◆ Problem to work on:
Give the entries back exactly, dropping each image.

[BEGIN Record excerpts]

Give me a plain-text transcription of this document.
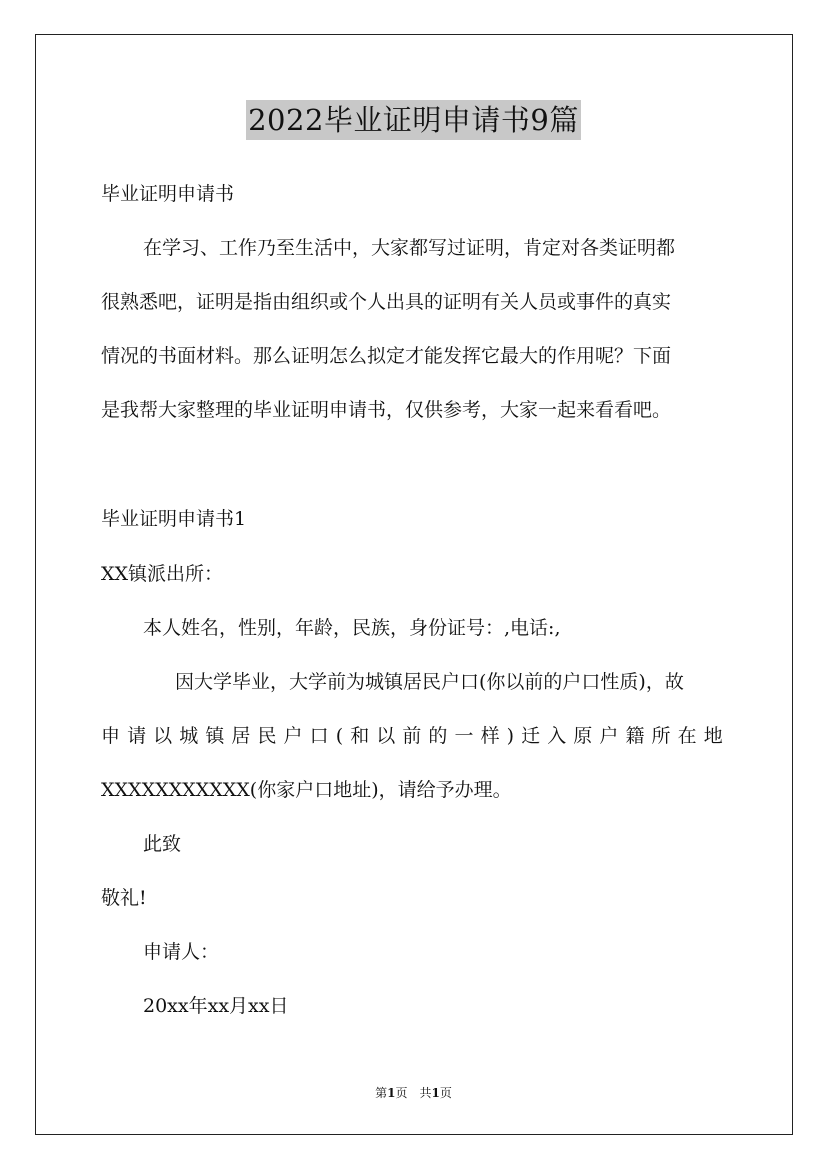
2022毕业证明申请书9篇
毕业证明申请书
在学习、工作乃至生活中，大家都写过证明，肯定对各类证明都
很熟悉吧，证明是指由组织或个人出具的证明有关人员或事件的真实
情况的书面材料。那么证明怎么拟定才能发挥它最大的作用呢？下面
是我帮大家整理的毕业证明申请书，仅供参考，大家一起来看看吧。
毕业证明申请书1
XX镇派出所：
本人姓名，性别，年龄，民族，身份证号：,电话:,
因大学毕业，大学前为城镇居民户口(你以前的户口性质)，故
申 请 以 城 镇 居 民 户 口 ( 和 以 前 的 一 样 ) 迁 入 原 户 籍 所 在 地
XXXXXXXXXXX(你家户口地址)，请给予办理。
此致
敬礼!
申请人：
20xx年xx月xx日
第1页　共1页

[END Record excerpts]

◆ Solution for this problem:
Give me a plain-text transcription of this document.
2022毕业证明申请书9篇
毕业证明申请书
在学习、工作乃至生活中，大家都写过证明，肯定对各类证明都
很熟悉吧，证明是指由组织或个人出具的证明有关人员或事件的真实
情况的书面材料。那么证明怎么拟定才能发挥它最大的作用呢？下面
是我帮大家整理的毕业证明申请书，仅供参考，大家一起来看看吧。
毕业证明申请书1
XX镇派出所：
本人姓名，性别，年龄，民族，身份证号：,电话:,
因大学毕业，大学前为城镇居民户口(你以前的户口性质)，故
申 请 以 城 镇 居 民 户 口 ( 和 以 前 的 一 样 ) 迁 入 原 户 籍 所 在 地
XXXXXXXXXXX(你家户口地址)，请给予办理。
此致
敬礼!
申请人：
20xx年xx月xx日
第1页　共1页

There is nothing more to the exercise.